▶ **Provided passage**
+ + + + + + +

Every accountant has to deal with debits and credits; after all, they are the life-blood of the accounting system. But what happens when we don’t know what account to credit? Or what if we don’t know if it should be credit instead of a debit? It’s questions like these that lead most accountants to drink (that and question why they chose accounting as their profession).
In order to save a few accountants from alcoholism I am dedicating this edition of “Ask the Accountant” solely to debits and/or credits. Enjoy!
What is a debit?
A debit is one of the cornerstone of the modern accounting system and has been described over the years as a sick joke.
What is a credit?
Something you get from your boss when you steal a coworker’s idea.
What do I do if I’m confused as to what account I should debit and what account I should credit?
Start drinking. If that’s not an option then, in these types of situations, I find it best to take a deep breath, think about the transaction you are trying to record and then start drinking.
I’ve noticed that the abbreviation for debit is “DR”, why is that?
Great question! There have been many theories around why this abbreviation was chosen given that the letter “R” doesn’t appear in the word debit. In the fall of 2013 the bored (yes I meant to spell it that way) of accountancy held an emergency meeting and in the wee hours of the night (they had drank a lot of coffee, which explains the wee) published a pronouncement (FASB 420 ( W ) (E) (A) (R) (E) (R) (E) (A) (L) (L) (Y) (B) (O) (R) (E) (D)) that declared that they had no idea why it is abbreviated that way.

+ + + + + + +

▶ **Written request 1**
List every question the reader asks in the "Ask the Accountant" column on debits and credits, in order.
▶ **Written request 2**
Write the next part of the "Ask the Accountant" column on debits and credits, picking up after its last sentence.
The records that come next have no connection to the accounting column above.

+ + + + + + +

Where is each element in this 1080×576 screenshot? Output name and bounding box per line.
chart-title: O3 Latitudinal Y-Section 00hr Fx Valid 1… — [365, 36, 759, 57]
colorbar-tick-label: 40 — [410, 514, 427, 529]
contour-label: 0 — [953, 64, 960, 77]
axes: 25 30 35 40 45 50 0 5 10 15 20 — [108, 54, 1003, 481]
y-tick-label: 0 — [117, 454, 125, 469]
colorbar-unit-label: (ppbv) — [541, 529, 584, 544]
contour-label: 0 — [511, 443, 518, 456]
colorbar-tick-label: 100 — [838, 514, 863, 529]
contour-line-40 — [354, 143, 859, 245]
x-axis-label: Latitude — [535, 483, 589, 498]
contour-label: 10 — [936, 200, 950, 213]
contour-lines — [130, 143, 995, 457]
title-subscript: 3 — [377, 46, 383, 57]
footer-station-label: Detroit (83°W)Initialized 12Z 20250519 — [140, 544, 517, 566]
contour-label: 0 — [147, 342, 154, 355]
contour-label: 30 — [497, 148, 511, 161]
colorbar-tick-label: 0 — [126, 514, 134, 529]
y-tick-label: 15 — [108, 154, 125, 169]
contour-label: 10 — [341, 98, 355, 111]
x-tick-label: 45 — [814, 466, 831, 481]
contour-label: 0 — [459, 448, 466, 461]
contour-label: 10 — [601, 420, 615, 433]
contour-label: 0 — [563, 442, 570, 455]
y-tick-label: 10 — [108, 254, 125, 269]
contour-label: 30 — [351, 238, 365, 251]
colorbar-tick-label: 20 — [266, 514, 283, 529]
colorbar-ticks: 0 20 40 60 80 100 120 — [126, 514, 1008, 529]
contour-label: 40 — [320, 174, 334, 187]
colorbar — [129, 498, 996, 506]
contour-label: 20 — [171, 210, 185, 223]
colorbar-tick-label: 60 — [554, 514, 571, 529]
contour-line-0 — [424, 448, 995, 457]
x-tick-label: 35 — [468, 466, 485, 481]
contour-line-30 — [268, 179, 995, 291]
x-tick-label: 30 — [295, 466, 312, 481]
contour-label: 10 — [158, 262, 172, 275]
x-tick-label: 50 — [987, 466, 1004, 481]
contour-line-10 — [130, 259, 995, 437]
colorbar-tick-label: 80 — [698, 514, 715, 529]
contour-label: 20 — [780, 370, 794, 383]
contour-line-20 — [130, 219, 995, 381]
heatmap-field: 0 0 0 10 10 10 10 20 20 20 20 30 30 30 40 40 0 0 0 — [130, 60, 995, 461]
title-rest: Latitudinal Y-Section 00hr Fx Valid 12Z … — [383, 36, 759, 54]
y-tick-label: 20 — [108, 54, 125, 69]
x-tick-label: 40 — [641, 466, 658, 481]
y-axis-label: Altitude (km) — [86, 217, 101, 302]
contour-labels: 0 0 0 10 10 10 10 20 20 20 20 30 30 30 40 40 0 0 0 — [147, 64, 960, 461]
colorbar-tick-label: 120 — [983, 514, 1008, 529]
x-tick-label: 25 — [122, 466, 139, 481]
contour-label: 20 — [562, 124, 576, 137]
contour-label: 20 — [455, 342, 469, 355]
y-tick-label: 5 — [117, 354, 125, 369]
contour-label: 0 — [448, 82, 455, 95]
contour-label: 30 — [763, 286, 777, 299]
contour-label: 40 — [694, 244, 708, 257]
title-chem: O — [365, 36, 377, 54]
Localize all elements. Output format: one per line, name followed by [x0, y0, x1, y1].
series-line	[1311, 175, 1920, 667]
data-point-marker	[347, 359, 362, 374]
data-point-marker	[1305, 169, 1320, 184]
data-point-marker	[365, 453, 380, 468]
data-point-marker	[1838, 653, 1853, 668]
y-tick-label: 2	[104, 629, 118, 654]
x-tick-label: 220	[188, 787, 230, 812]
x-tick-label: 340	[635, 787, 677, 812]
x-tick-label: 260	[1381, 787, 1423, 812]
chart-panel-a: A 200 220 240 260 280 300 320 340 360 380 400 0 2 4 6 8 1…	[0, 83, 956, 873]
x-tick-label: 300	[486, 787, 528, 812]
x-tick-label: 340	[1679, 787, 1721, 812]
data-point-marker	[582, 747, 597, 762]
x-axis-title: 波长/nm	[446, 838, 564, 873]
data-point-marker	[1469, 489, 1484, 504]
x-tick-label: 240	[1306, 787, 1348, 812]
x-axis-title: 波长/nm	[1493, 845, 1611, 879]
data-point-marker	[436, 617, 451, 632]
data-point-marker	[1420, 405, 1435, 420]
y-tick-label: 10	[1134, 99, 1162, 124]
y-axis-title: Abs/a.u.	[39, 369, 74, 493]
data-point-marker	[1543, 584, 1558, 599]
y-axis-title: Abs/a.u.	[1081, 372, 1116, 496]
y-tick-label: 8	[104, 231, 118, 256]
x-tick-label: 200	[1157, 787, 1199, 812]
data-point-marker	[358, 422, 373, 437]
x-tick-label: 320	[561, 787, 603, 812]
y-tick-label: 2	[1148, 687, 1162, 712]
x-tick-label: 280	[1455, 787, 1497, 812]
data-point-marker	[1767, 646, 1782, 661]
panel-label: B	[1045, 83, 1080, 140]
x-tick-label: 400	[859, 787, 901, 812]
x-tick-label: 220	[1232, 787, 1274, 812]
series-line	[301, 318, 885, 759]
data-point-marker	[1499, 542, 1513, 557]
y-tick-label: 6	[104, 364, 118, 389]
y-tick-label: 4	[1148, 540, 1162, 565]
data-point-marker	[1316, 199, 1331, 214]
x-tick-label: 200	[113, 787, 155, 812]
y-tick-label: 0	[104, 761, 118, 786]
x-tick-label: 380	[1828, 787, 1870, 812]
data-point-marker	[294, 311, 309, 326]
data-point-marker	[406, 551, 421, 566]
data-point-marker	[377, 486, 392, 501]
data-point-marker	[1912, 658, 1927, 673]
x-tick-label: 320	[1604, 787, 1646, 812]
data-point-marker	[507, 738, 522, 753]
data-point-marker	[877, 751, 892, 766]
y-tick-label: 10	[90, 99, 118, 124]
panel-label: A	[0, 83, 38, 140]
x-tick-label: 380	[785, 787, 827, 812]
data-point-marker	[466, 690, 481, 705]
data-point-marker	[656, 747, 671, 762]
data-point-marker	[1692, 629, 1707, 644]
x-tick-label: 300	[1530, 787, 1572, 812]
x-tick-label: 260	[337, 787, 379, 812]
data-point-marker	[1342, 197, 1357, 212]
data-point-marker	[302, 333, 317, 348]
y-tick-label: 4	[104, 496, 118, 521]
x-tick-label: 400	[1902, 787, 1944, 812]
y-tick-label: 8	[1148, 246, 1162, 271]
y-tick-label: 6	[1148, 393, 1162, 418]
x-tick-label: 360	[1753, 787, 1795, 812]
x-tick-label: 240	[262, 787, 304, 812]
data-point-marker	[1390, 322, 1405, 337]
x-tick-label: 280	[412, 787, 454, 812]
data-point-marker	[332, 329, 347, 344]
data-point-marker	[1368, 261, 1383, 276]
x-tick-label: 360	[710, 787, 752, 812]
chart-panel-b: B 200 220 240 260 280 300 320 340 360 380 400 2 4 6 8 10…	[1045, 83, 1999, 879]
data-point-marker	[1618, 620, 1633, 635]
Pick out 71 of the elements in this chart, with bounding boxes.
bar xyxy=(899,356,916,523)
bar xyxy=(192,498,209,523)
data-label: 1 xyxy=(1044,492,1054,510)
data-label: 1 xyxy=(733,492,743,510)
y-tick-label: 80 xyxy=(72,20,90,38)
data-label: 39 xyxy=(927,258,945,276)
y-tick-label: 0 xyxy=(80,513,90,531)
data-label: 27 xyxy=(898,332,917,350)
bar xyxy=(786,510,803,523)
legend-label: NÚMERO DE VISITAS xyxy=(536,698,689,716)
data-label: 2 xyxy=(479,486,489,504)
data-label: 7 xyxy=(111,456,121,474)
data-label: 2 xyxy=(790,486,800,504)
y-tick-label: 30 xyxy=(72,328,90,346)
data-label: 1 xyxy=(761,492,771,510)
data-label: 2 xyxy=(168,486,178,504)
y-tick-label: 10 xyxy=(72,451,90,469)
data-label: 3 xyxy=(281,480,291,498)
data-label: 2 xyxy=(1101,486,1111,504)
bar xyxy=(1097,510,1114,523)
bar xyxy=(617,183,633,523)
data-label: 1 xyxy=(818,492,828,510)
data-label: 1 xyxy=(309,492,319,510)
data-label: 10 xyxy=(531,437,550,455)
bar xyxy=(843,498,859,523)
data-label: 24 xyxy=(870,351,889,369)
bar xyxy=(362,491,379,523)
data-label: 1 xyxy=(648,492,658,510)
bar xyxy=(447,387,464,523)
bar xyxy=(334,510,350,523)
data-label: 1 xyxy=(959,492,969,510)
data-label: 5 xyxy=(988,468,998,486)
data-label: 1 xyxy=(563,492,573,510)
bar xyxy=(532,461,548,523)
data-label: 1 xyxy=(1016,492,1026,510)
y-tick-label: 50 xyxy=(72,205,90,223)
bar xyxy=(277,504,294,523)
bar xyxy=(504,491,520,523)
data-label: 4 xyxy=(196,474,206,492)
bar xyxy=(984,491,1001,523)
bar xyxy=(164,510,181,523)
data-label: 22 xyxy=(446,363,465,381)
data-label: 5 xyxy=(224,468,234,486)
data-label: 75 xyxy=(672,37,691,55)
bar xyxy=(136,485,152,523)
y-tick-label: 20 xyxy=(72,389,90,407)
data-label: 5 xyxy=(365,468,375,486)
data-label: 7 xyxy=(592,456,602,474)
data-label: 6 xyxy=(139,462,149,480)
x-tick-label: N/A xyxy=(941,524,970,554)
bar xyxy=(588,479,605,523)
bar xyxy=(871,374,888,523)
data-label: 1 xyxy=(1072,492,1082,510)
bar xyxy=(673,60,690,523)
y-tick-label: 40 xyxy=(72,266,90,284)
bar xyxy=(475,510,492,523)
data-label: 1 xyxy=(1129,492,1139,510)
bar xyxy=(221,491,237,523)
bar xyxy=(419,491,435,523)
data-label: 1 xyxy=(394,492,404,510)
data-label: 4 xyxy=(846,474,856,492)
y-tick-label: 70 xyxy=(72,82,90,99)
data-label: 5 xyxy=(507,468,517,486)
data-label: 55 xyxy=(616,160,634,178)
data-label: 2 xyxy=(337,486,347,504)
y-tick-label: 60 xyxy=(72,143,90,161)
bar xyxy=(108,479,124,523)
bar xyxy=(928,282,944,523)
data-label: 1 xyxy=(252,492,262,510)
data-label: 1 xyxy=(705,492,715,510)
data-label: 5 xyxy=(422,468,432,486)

+ + + + + + +

▶ **Response 1**
1. What is a debit?
2. What is a credit?
3. What do I do if I'm confused as to what account I should debit and what account I should credit?
4. I've noticed that the abbreviation for debit is "DR", why is that?

▶ **Response 2**
What happens if I accidentally credit an account instead of debit it?
This is something that you want to avoid at all costs. In the event that it does happen you will be set upon by dozens of auditors, each of whom will ask you the same question dozens of times until you confess that you not only messed up but will also confess to sneaking out of your house as a teenager, liking Miley Cyrus and being the second shooter in the JFK assassination; and this is just the start. After enduring this for months and being pushed to the brink of jumping off of a bridge they will then declare that the error is immaterial and nothing needs to be done. Cruel and heartless folks they are.
Can you explain the difference between a debit and a credit?
Ahh…this is an easy one! A debit is a positive number and a credit is a negative number. Or vise-versa.
I’m not sure that cleared anything up.
I’m not sure that I care.
Do debits always have to equal credits?
When you are taught accounting in school one of the first things that you learn is that when doing a journal entry your debits must equal your credits. In the real world, however, nobody knows the difference between the two and if your debits don’t equal your credits you can just throw the rest to petty cash or, if your company is really sophisticated, you can put into a slush fund.
Having read your previous “Ask the Accountant” posts I get the feeling that you don’t know what you are talking about. Am I right in feeling this way?
I’ve been asked this question in various forms and am becoming increasingly offended by it. To answer your question though, I get that feeling too.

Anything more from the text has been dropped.